Materiał do ćwiczenia:
################

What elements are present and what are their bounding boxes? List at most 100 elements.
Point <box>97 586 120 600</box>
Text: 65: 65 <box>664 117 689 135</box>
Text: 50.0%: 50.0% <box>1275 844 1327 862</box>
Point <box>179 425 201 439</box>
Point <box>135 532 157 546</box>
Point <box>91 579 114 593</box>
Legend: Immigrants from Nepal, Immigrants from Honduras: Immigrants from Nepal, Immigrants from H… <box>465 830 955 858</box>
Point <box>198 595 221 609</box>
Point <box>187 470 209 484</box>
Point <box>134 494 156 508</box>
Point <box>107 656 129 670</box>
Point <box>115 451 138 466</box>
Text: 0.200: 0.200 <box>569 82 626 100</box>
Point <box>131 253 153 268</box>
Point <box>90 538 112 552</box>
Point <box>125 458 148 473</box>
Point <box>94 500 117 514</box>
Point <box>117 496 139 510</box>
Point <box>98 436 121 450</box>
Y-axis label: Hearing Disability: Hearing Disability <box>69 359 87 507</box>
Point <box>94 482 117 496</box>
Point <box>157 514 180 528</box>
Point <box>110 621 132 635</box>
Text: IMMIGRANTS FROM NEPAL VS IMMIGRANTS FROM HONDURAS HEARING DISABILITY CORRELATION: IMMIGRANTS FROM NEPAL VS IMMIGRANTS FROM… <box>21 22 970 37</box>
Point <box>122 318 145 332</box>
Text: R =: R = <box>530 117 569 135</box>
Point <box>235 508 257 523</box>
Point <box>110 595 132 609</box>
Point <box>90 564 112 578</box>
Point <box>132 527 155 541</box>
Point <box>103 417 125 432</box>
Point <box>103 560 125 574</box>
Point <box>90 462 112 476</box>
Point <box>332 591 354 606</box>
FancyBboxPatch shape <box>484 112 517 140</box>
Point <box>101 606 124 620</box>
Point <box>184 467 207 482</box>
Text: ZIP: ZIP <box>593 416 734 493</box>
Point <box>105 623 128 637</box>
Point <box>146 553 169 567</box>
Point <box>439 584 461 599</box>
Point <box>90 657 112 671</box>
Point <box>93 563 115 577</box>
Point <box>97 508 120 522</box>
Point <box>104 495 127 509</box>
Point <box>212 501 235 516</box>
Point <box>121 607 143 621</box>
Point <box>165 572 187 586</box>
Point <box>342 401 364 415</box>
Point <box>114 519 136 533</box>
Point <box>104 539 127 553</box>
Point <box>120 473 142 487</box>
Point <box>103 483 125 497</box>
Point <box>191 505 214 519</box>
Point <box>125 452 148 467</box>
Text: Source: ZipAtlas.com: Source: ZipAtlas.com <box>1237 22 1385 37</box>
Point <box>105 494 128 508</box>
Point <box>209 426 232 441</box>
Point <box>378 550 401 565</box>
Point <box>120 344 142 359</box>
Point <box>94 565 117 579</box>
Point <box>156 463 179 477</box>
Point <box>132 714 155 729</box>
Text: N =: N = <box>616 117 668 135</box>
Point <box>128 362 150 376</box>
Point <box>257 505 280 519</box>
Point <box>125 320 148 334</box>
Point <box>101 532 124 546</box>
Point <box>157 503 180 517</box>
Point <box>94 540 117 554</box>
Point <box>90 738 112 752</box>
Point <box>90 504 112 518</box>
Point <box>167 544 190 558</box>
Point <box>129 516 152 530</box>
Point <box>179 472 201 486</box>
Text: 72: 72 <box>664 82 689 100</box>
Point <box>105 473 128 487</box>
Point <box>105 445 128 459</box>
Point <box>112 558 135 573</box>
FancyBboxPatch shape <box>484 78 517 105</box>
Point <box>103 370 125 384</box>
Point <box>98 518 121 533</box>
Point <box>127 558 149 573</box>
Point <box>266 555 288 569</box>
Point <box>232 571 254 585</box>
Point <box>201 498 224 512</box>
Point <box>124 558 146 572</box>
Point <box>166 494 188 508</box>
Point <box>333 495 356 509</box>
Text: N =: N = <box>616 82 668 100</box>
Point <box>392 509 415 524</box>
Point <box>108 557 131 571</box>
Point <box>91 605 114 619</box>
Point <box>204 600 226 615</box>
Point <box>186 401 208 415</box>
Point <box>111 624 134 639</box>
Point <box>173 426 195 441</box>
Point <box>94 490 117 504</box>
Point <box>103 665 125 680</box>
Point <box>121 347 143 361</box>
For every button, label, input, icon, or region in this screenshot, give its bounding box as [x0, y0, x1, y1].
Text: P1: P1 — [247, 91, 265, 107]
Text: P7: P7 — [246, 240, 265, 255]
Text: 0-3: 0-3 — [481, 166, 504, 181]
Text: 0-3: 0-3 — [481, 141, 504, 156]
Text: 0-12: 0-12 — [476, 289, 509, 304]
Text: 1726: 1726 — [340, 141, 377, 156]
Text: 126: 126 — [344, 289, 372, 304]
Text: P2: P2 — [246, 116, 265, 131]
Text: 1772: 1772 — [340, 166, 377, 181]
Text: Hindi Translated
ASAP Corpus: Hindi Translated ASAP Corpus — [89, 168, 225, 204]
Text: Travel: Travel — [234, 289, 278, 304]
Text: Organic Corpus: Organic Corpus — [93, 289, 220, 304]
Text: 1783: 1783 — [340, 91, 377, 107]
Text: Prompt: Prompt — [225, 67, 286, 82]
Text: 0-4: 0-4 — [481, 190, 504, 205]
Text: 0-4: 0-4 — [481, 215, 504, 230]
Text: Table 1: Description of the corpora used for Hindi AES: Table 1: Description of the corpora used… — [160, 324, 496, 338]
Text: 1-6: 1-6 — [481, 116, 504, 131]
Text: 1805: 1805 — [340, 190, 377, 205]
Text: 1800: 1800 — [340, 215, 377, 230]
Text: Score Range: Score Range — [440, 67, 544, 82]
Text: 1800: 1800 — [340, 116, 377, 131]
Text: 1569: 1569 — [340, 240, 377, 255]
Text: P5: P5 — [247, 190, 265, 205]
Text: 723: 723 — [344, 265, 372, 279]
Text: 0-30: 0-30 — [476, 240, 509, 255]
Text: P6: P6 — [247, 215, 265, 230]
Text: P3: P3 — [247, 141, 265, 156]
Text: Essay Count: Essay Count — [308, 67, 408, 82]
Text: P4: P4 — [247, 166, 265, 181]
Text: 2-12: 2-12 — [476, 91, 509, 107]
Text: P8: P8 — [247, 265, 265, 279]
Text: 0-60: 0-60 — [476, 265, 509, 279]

################

Umieść w liście JSON wiersze wpisów od pierwszego do wiersza zawierającego „Point <box>146 553 169 567</box>” włącznie, każdy wiersz jako osobny ciąg znaków i z pominięciem pustych wierszy.

[
  "What elements are present and what are their bounding boxes? List at most 100 elements.",
  "Point <box>97 586 120 600</box>",
  "Text: 65: 65 <box>664 117 689 135</box>",
  "Text: 50.0%: 50.0% <box>1275 844 1327 862</box>",
  "Point <box>179 425 201 439</box>",
  "Point <box>135 532 157 546</box>",
  "Point <box>91 579 114 593</box>",
  "Legend: Immigrants from Nepal, Immigrants from Honduras: Immigrants from Nepal, Immigrants from H… <box>465 830 955 858</box>",
  "Point <box>198 595 221 609</box>",
  "Point <box>187 470 209 484</box>",
  "Point <box>134 494 156 508</box>",
  "Point <box>107 656 129 670</box>",
  "Point <box>115 451 138 466</box>",
  "Text: 0.200: 0.200 <box>569 82 626 100</box>",
  "Point <box>131 253 153 268</box>",
  "Point <box>90 538 112 552</box>",
  "Point <box>125 458 148 473</box>",
  "Point <box>94 500 117 514</box>",
  "Point <box>117 496 139 510</box>",
  "Point <box>98 436 121 450</box>",
  "Y-axis label: Hearing Disability: Hearing Disability <box>69 359 87 507</box>",
  "Point <box>94 482 117 496</box>",
  "Point <box>157 514 180 528</box>",
  "Point <box>110 621 132 635</box>",
  "Text: IMMIGRANTS FROM NEPAL VS IMMIGRANTS FROM HONDURAS HEARING DISABILITY CORRELATION: IMMIGRANTS FROM NEPAL VS IMMIGRANTS FROM… <box>21 22 970 37</box>",
  "Point <box>122 318 145 332</box>",
  "Text: R =: R = <box>530 117 569 135</box>",
  "Point <box>235 508 257 523</box>",
  "Point <box>110 595 132 609</box>",
  "Point <box>90 564 112 578</box>",
  "Point <box>132 527 155 541</box>",
  "Point <box>103 417 125 432</box>",
  "Point <box>103 560 125 574</box>",
  "Point <box>90 462 112 476</box>",
  "Point <box>332 591 354 606</box>",
  "FancyBboxPatch shape <box>484 112 517 140</box>",
  "Point <box>101 606 124 620</box>",
  "Point <box>184 467 207 482</box>",
  "Text: ZIP: ZIP <box>593 416 734 493</box>",
  "Point <box>105 623 128 637</box>",
  "Point <box>146 553 169 567</box>"
]